**Written instruction**
Print each line exactly as it is given.

========================================================================

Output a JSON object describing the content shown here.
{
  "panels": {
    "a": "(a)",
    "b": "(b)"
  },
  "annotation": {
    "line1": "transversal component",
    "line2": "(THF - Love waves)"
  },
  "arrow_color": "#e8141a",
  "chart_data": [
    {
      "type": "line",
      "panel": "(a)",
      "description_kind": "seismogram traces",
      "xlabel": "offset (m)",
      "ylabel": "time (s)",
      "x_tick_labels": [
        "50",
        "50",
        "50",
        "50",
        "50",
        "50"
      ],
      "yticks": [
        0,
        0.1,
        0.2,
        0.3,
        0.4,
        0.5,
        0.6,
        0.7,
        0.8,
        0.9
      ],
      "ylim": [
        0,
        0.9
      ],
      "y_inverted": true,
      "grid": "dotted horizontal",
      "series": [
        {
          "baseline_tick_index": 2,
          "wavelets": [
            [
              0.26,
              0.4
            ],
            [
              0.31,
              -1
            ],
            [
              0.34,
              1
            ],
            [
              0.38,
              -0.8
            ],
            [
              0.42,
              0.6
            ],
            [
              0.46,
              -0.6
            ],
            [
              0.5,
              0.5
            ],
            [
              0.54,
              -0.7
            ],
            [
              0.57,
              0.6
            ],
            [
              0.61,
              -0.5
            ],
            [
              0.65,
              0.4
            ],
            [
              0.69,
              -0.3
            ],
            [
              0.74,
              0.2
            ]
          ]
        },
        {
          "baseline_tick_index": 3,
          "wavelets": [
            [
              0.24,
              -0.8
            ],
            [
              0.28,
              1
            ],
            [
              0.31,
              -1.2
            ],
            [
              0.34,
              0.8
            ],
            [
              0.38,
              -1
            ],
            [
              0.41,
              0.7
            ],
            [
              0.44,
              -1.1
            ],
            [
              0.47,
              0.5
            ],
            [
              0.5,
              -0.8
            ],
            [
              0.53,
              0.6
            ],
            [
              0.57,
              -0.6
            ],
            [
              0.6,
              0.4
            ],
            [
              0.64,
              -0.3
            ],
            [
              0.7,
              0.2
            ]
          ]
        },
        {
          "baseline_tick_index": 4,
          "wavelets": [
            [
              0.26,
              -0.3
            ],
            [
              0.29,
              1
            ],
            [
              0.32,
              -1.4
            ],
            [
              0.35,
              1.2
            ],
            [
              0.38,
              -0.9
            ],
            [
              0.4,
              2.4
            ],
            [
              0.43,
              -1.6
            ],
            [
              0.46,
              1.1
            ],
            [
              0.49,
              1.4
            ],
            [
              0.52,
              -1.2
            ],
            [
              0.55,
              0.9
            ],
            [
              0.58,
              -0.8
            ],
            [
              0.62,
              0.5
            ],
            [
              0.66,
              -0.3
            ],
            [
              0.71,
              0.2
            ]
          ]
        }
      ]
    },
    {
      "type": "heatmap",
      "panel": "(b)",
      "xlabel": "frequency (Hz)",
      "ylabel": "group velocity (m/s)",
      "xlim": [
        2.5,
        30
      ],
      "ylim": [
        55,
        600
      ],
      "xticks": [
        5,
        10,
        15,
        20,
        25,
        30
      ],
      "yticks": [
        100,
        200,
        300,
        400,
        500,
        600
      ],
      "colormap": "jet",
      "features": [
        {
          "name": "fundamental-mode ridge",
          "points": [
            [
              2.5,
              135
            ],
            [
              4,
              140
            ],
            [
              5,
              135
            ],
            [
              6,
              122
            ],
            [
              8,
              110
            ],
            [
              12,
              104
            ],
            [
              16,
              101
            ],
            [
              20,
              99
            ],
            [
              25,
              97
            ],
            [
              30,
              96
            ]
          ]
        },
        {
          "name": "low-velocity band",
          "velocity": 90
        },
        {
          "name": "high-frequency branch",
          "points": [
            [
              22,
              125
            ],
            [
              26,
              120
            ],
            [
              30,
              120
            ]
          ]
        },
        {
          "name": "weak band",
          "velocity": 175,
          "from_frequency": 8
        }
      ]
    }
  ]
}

========================================================================

**Written response**
Output a JSON object describing the content shown here.
{
  "panels": {
    "a": "(a)",
    "b": "(b)"
  },
  "annotation": {
    "line1": "transversal component",
    "line2": "(THF - Love waves)"
  },
  "arrow_color": "#e8141a",
  "chart_data": [
    {
      "type": "line",
      "panel": "(a)",
      "description_kind": "seismogram traces",
      "xlabel": "offset (m)",
      "ylabel": "time (s)",
      "x_tick_labels": [
        "50",
        "50",
        "50",
        "50",
        "50",
        "50"
      ],
      "yticks": [
        0,
        0.1,
        0.2,
        0.3,
        0.4,
        0.5,
        0.6,
        0.7,
        0.8,
        0.9
      ],
      "ylim": [
        0,
        0.9
      ],
      "y_inverted": true,
      "grid": "dotted horizontal",
      "series": [
        {
          "baseline_tick_index": 2,
          "wavelets": [
            [
              0.26,
              0.4
            ],
            [
              0.31,
              -1
            ],
            [
              0.34,
              1
            ],
            [
              0.38,
              -0.8
            ],
            [
              0.42,
              0.6
            ],
            [
              0.46,
              -0.6
            ],
            [
              0.5,
              0.5
            ],
            [
              0.54,
              -0.7
            ],
            [
              0.57,
              0.6
            ],
            [
              0.61,
              -0.5
            ],
            [
              0.65,
              0.4
            ],
            [
              0.69,
              -0.3
            ],
            [
              0.74,
              0.2
            ]
          ]
        },
        {
          "baseline_tick_index": 3,
          "wavelets": [
            [
              0.24,
              -0.8
            ],
            [
              0.28,
              1
            ],
            [
              0.31,
              -1.2
            ],
            [
              0.34,
              0.8
            ],
            [
              0.38,
              -1
            ],
            [
              0.41,
              0.7
            ],
            [
              0.44,
              -1.1
            ],
            [
              0.47,
              0.5
            ],
            [
              0.5,
              -0.8
            ],
            [
              0.53,
              0.6
            ],
            [
              0.57,
              -0.6
            ],
            [
              0.6,
              0.4
            ],
            [
              0.64,
              -0.3
            ],
            [
              0.7,
              0.2
            ]
          ]
        },
        {
          "baseline_tick_index": 4,
          "wavelets": [
            [
              0.26,
              -0.3
            ],
            [
              0.29,
              1
            ],
            [
              0.32,
              -1.4
            ],
            [
              0.35,
              1.2
            ],
            [
              0.38,
              -0.9
            ],
            [
              0.4,
              2.4
            ],
            [
              0.43,
              -1.6
            ],
            [
              0.46,
              1.1
            ],
            [
              0.49,
              1.4
            ],
            [
              0.52,
              -1.2
            ],
            [
              0.55,
              0.9
            ],
            [
              0.58,
              -0.8
            ],
            [
              0.62,
              0.5
            ],
            [
              0.66,
              -0.3
            ],
            [
              0.71,
              0.2
            ]
          ]
        }
      ]
    },
    {
      "type": "heatmap",
      "panel": "(b)",
      "xlabel": "frequency (Hz)",
      "ylabel": "group velocity (m/s)",
      "xlim": [
        2.5,
        30
      ],
      "ylim": [
        55,
        600
      ],
      "xticks": [
        5,
        10,
        15,
        20,
        25,
        30
      ],
      "yticks": [
        100,
        200,
        300,
        400,
        500,
        600
      ],
      "colormap": "jet",
      "features": [
        {
          "name": "fundamental-mode ridge",
          "points": [
            [
              2.5,
              135
            ],
            [
              4,
              140
            ],
            [
              5,
              135
            ],
            [
              6,
              122
            ],
            [
              8,
              110
            ],
            [
              12,
              104
            ],
            [
              16,
              101
            ],
            [
              20,
              99
            ],
            [
              25,
              97
            ],
            [
              30,
              96
            ]
          ]
        },
        {
          "name": "low-velocity band",
          "velocity": 90
        },
        {
          "name": "high-frequency branch",
          "points": [
            [
              22,
              125
            ],
            [
              26,
              120
            ],
            [
              30,
              120
            ]
          ]
        },
        {
          "name": "weak band",
          "velocity": 175,
          "from_frequency": 8
        }
      ]
    }
  ]
}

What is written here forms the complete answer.